## start Input rows
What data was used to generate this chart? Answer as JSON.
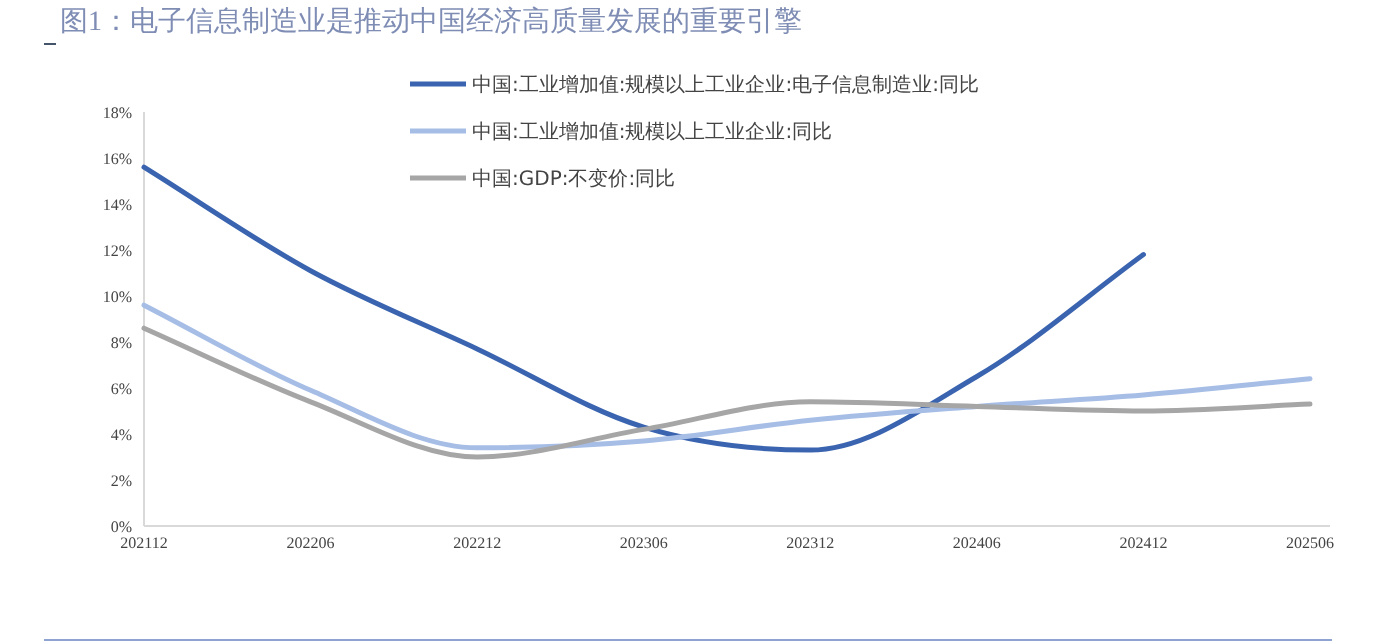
{
  "chart_data": {
    "type": "line",
    "title": "图1：电子信息制造业是推动中国经济高质量发展的重要引擎",
    "categories": [
      "202112",
      "202206",
      "202212",
      "202306",
      "202312",
      "202406",
      "202412",
      "202506"
    ],
    "series": [
      {
        "name": "中国:工业增加值:规模以上工业企业:电子信息制造业:同比",
        "color": "#3a64b0",
        "values": [
          15.6,
          11.1,
          7.7,
          4.3,
          3.3,
          6.5,
          11.8,
          null
        ]
      },
      {
        "name": "中国:工业增加值:规模以上工业企业:同比",
        "color": "#a6bde6",
        "values": [
          9.6,
          5.9,
          3.4,
          3.7,
          4.6,
          5.2,
          5.7,
          6.4
        ]
      },
      {
        "name": "中国:GDP:不变价:同比",
        "color": "#a6a6a6",
        "values": [
          8.6,
          5.4,
          3.0,
          4.2,
          5.4,
          5.2,
          5.0,
          5.3
        ]
      }
    ],
    "ylim": [
      0,
      18
    ],
    "yticks": [
      {
        "value": 0,
        "label": "0%"
      },
      {
        "value": 2,
        "label": "2%"
      },
      {
        "value": 4,
        "label": "4%"
      },
      {
        "value": 6,
        "label": "6%"
      },
      {
        "value": 8,
        "label": "8%"
      },
      {
        "value": 10,
        "label": "10%"
      },
      {
        "value": 12,
        "label": "12%"
      },
      {
        "value": 14,
        "label": "14%"
      },
      {
        "value": 16,
        "label": "16%"
      },
      {
        "value": 18,
        "label": "18%"
      }
    ],
    "legend": "top"
  }
}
## end Input rows
• **The request**: Repeat the material above verbatim, with no pictures in the output.

• **Solution to this problem**:
What data was used to generate this chart? Answer as JSON.
{
  "chart_data": {
    "type": "line",
    "title": "图1：电子信息制造业是推动中国经济高质量发展的重要引擎",
    "categories": [
      "202112",
      "202206",
      "202212",
      "202306",
      "202312",
      "202406",
      "202412",
      "202506"
    ],
    "series": [
      {
        "name": "中国:工业增加值:规模以上工业企业:电子信息制造业:同比",
        "color": "#3a64b0",
        "values": [
          15.6,
          11.1,
          7.7,
          4.3,
          3.3,
          6.5,
          11.8,
          null
        ]
      },
      {
        "name": "中国:工业增加值:规模以上工业企业:同比",
        "color": "#a6bde6",
        "values": [
          9.6,
          5.9,
          3.4,
          3.7,
          4.6,
          5.2,
          5.7,
          6.4
        ]
      },
      {
        "name": "中国:GDP:不变价:同比",
        "color": "#a6a6a6",
        "values": [
          8.6,
          5.4,
          3.0,
          4.2,
          5.4,
          5.2,
          5.0,
          5.3
        ]
      }
    ],
    "ylim": [
      0,
      18
    ],
    "yticks": [
      {
        "value": 0,
        "label": "0%"
      },
      {
        "value": 2,
        "label": "2%"
      },
      {
        "value": 4,
        "label": "4%"
      },
      {
        "value": 6,
        "label": "6%"
      },
      {
        "value": 8,
        "label": "8%"
      },
      {
        "value": 10,
        "label": "10%"
      },
      {
        "value": 12,
        "label": "12%"
      },
      {
        "value": 14,
        "label": "14%"
      },
      {
        "value": 16,
        "label": "16%"
      },
      {
        "value": 18,
        "label": "18%"
      }
    ],
    "legend": "top"
  }
}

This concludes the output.